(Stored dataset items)
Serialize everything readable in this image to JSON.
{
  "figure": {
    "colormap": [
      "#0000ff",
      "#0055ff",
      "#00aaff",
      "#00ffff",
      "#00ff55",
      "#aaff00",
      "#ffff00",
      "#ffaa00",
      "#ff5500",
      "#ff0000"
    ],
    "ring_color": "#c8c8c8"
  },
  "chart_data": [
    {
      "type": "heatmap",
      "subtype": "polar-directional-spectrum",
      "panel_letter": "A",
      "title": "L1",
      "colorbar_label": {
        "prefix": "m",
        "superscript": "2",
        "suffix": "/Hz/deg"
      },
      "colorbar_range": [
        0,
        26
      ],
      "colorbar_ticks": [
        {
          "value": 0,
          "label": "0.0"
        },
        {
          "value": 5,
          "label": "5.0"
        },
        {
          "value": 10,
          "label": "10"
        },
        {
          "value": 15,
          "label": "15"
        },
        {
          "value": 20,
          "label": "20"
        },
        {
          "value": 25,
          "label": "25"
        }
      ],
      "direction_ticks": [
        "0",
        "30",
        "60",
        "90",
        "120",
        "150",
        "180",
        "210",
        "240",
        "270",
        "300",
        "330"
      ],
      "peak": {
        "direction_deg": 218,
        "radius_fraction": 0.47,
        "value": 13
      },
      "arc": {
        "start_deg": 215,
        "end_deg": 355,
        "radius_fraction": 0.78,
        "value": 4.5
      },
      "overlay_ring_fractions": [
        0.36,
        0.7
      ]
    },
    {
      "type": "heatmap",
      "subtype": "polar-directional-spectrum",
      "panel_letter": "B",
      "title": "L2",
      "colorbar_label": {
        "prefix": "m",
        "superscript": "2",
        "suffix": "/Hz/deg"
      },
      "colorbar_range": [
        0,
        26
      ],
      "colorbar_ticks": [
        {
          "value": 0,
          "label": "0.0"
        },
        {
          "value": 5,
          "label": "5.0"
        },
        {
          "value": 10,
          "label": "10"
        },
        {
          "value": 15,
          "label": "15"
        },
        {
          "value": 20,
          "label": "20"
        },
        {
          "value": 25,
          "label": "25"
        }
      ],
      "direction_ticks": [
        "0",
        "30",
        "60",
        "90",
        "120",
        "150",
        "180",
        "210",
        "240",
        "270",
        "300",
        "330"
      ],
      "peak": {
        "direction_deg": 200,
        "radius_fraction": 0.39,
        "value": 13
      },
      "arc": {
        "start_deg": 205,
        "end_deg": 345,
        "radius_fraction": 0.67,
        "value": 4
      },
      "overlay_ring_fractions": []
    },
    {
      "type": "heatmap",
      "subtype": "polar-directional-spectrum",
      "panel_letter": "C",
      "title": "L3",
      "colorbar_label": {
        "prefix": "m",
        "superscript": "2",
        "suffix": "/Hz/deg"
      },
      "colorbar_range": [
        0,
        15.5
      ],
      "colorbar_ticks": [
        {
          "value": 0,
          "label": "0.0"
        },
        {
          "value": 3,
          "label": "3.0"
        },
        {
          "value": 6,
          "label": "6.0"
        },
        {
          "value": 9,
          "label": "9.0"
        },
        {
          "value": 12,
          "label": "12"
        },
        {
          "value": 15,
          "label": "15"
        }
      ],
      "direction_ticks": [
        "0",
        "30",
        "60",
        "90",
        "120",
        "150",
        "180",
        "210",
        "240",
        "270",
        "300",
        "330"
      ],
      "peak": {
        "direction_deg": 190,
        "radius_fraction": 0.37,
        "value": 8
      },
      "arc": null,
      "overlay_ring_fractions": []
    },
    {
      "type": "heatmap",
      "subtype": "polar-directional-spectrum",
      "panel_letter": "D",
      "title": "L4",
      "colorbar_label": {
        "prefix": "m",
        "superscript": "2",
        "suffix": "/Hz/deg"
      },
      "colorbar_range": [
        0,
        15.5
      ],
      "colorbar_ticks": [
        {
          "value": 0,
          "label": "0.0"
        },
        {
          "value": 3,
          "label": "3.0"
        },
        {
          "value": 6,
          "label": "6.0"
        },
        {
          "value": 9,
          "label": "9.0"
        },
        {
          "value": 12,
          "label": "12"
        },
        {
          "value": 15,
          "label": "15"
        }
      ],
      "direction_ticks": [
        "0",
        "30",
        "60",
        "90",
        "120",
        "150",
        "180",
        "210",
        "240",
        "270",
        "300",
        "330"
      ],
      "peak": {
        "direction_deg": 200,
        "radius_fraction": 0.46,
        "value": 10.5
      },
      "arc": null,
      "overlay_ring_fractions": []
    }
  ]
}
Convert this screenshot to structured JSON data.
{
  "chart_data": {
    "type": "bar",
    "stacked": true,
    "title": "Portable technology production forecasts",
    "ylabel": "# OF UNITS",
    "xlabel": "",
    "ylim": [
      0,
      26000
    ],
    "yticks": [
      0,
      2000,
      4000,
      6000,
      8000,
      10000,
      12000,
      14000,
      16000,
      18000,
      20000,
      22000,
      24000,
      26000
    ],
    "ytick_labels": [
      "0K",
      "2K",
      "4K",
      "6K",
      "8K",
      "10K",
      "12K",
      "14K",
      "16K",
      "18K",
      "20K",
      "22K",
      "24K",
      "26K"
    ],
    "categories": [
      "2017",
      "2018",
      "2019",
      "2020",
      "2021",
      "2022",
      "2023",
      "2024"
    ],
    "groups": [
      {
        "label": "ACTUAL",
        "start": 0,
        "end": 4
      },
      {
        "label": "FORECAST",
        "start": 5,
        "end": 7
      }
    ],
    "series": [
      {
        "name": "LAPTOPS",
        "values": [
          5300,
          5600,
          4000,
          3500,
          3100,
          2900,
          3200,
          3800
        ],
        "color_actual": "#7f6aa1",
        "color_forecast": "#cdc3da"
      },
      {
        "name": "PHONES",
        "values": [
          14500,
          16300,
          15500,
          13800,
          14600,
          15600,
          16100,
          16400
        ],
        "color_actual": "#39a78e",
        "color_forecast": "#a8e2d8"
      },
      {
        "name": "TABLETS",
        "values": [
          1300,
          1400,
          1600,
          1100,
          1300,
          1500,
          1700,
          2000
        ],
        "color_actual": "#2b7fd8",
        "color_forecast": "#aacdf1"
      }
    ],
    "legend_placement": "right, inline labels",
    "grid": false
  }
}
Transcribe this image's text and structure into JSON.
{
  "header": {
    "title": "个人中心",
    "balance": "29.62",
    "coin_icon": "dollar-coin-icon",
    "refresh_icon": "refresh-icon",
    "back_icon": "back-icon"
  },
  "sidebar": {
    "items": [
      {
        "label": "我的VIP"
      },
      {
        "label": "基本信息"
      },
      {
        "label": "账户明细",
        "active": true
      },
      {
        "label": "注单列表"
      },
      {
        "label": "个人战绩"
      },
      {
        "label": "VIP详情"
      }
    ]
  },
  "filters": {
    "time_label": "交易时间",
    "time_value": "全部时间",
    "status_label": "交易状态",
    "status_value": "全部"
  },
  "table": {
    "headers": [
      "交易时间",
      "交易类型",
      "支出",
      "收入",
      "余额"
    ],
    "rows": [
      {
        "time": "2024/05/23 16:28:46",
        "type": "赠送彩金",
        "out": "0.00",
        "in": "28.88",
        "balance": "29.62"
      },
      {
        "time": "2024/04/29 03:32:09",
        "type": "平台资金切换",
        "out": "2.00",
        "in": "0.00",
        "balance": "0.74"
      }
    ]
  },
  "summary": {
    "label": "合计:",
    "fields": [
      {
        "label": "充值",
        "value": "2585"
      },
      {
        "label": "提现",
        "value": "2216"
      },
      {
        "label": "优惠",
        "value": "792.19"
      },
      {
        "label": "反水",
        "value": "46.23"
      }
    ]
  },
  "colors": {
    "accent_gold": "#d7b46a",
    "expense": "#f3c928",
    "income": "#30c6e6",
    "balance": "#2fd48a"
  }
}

Direction:
Write each line above out exactly.

Complete response:
Serialize everything readable in this image to JSON.
{
  "figure": {
    "colormap": [
      "#0000ff",
      "#0055ff",
      "#00aaff",
      "#00ffff",
      "#00ff55",
      "#aaff00",
      "#ffff00",
      "#ffaa00",
      "#ff5500",
      "#ff0000"
    ],
    "ring_color": "#c8c8c8"
  },
  "chart_data": [
    {
      "type": "heatmap",
      "subtype": "polar-directional-spectrum",
      "panel_letter": "A",
      "title": "L1",
      "colorbar_label": {
        "prefix": "m",
        "superscript": "2",
        "suffix": "/Hz/deg"
      },
      "colorbar_range": [
        0,
        26
      ],
      "colorbar_ticks": [
        {
          "value": 0,
          "label": "0.0"
        },
        {
          "value": 5,
          "label": "5.0"
        },
        {
          "value": 10,
          "label": "10"
        },
        {
          "value": 15,
          "label": "15"
        },
        {
          "value": 20,
          "label": "20"
        },
        {
          "value": 25,
          "label": "25"
        }
      ],
      "direction_ticks": [
        "0",
        "30",
        "60",
        "90",
        "120",
        "150",
        "180",
        "210",
        "240",
        "270",
        "300",
        "330"
      ],
      "peak": {
        "direction_deg": 218,
        "radius_fraction": 0.47,
        "value": 13
      },
      "arc": {
        "start_deg": 215,
        "end_deg": 355,
        "radius_fraction": 0.78,
        "value": 4.5
      },
      "overlay_ring_fractions": [
        0.36,
        0.7
      ]
    },
    {
      "type": "heatmap",
      "subtype": "polar-directional-spectrum",
      "panel_letter": "B",
      "title": "L2",
      "colorbar_label": {
        "prefix": "m",
        "superscript": "2",
        "suffix": "/Hz/deg"
      },
      "colorbar_range": [
        0,
        26
      ],
      "colorbar_ticks": [
        {
          "value": 0,
          "label": "0.0"
        },
        {
          "value": 5,
          "label": "5.0"
        },
        {
          "value": 10,
          "label": "10"
        },
        {
          "value": 15,
          "label": "15"
        },
        {
          "value": 20,
          "label": "20"
        },
        {
          "value": 25,
          "label": "25"
        }
      ],
      "direction_ticks": [
        "0",
        "30",
        "60",
        "90",
        "120",
        "150",
        "180",
        "210",
        "240",
        "270",
        "300",
        "330"
      ],
      "peak": {
        "direction_deg": 200,
        "radius_fraction": 0.39,
        "value": 13
      },
      "arc": {
        "start_deg": 205,
        "end_deg": 345,
        "radius_fraction": 0.67,
        "value": 4
      },
      "overlay_ring_fractions": []
    },
    {
      "type": "heatmap",
      "subtype": "polar-directional-spectrum",
      "panel_letter": "C",
      "title": "L3",
      "colorbar_label": {
        "prefix": "m",
        "superscript": "2",
        "suffix": "/Hz/deg"
      },
      "colorbar_range": [
        0,
        15.5
      ],
      "colorbar_ticks": [
        {
          "value": 0,
          "label": "0.0"
        },
        {
          "value": 3,
          "label": "3.0"
        },
        {
          "value": 6,
          "label": "6.0"
        },
        {
          "value": 9,
          "label": "9.0"
        },
        {
          "value": 12,
          "label": "12"
        },
        {
          "value": 15,
          "label": "15"
        }
      ],
      "direction_ticks": [
        "0",
        "30",
        "60",
        "90",
        "120",
        "150",
        "180",
        "210",
        "240",
        "270",
        "300",
        "330"
      ],
      "peak": {
        "direction_deg": 190,
        "radius_fraction": 0.37,
        "value": 8
      },
      "arc": null,
      "overlay_ring_fractions": []
    },
    {
      "type": "heatmap",
      "subtype": "polar-directional-spectrum",
      "panel_letter": "D",
      "title": "L4",
      "colorbar_label": {
        "prefix": "m",
        "superscript": "2",
        "suffix": "/Hz/deg"
      },
      "colorbar_range": [
        0,
        15.5
      ],
      "colorbar_ticks": [
        {
          "value": 0,
          "label": "0.0"
        },
        {
          "value": 3,
          "label": "3.0"
        },
        {
          "value": 6,
          "label": "6.0"
        },
        {
          "value": 9,
          "label": "9.0"
        },
        {
          "value": 12,
          "label": "12"
        },
        {
          "value": 15,
          "label": "15"
        }
      ],
      "direction_ticks": [
        "0",
        "30",
        "60",
        "90",
        "120",
        "150",
        "180",
        "210",
        "240",
        "270",
        "300",
        "330"
      ],
      "peak": {
        "direction_deg": 200,
        "radius_fraction": 0.46,
        "value": 10.5
      },
      "arc": null,
      "overlay_ring_fractions": []
    }
  ]
}
Convert this screenshot to structured JSON data.
{
  "chart_data": {
    "type": "bar",
    "stacked": true,
    "title": "Portable technology production forecasts",
    "ylabel": "# OF UNITS",
    "xlabel": "",
    "ylim": [
      0,
      26000
    ],
    "yticks": [
      0,
      2000,
      4000,
      6000,
      8000,
      10000,
      12000,
      14000,
      16000,
      18000,
      20000,
      22000,
      24000,
      26000
    ],
    "ytick_labels": [
      "0K",
      "2K",
      "4K",
      "6K",
      "8K",
      "10K",
      "12K",
      "14K",
      "16K",
      "18K",
      "20K",
      "22K",
      "24K",
      "26K"
    ],
    "categories": [
      "2017",
      "2018",
      "2019",
      "2020",
      "2021",
      "2022",
      "2023",
      "2024"
    ],
    "groups": [
      {
        "label": "ACTUAL",
        "start": 0,
        "end": 4
      },
      {
        "label": "FORECAST",
        "start": 5,
        "end": 7
      }
    ],
    "series": [
      {
        "name": "LAPTOPS",
        "values": [
          5300,
          5600,
          4000,
          3500,
          3100,
          2900,
          3200,
          3800
        ],
        "color_actual": "#7f6aa1",
        "color_forecast": "#cdc3da"
      },
      {
        "name": "PHONES",
        "values": [
          14500,
          16300,
          15500,
          13800,
          14600,
          15600,
          16100,
          16400
        ],
        "color_actual": "#39a78e",
        "color_forecast": "#a8e2d8"
      },
      {
        "name": "TABLETS",
        "values": [
          1300,
          1400,
          1600,
          1100,
          1300,
          1500,
          1700,
          2000
        ],
        "color_actual": "#2b7fd8",
        "color_forecast": "#aacdf1"
      }
    ],
    "legend_placement": "right, inline labels",
    "grid": false
  }
}
Transcribe this image's text and structure into JSON.
{
  "header": {
    "title": "个人中心",
    "balance": "29.62",
    "coin_icon": "dollar-coin-icon",
    "refresh_icon": "refresh-icon",
    "back_icon": "back-icon"
  },
  "sidebar": {
    "items": [
      {
        "label": "我的VIP"
      },
      {
        "label": "基本信息"
      },
      {
        "label": "账户明细",
        "active": true
      },
      {
        "label": "注单列表"
      },
      {
        "label": "个人战绩"
      },
      {
        "label": "VIP详情"
      }
    ]
  },
  "filters": {
    "time_label": "交易时间",
    "time_value": "全部时间",
    "status_label": "交易状态",
    "status_value": "全部"
  },
  "table": {
    "headers": [
      "交易时间",
      "交易类型",
      "支出",
      "收入",
      "余额"
    ],
    "rows": [
      {
        "time": "2024/05/23 16:28:46",
        "type": "赠送彩金",
        "out": "0.00",
        "in": "28.88",
        "balance": "29.62"
      },
      {
        "time": "2024/04/29 03:32:09",
        "type": "平台资金切换",
        "out": "2.00",
        "in": "0.00",
        "balance": "0.74"
      }
    ]
  },
  "summary": {
    "label": "合计:",
    "fields": [
      {
        "label": "充值",
        "value": "2585"
      },
      {
        "label": "提现",
        "value": "2216"
      },
      {
        "label": "优惠",
        "value": "792.19"
      },
      {
        "label": "反水",
        "value": "46.23"
      }
    ]
  },
  "colors": {
    "accent_gold": "#d7b46a",
    "expense": "#f3c928",
    "income": "#30c6e6",
    "balance": "#2fd48a"
  }
}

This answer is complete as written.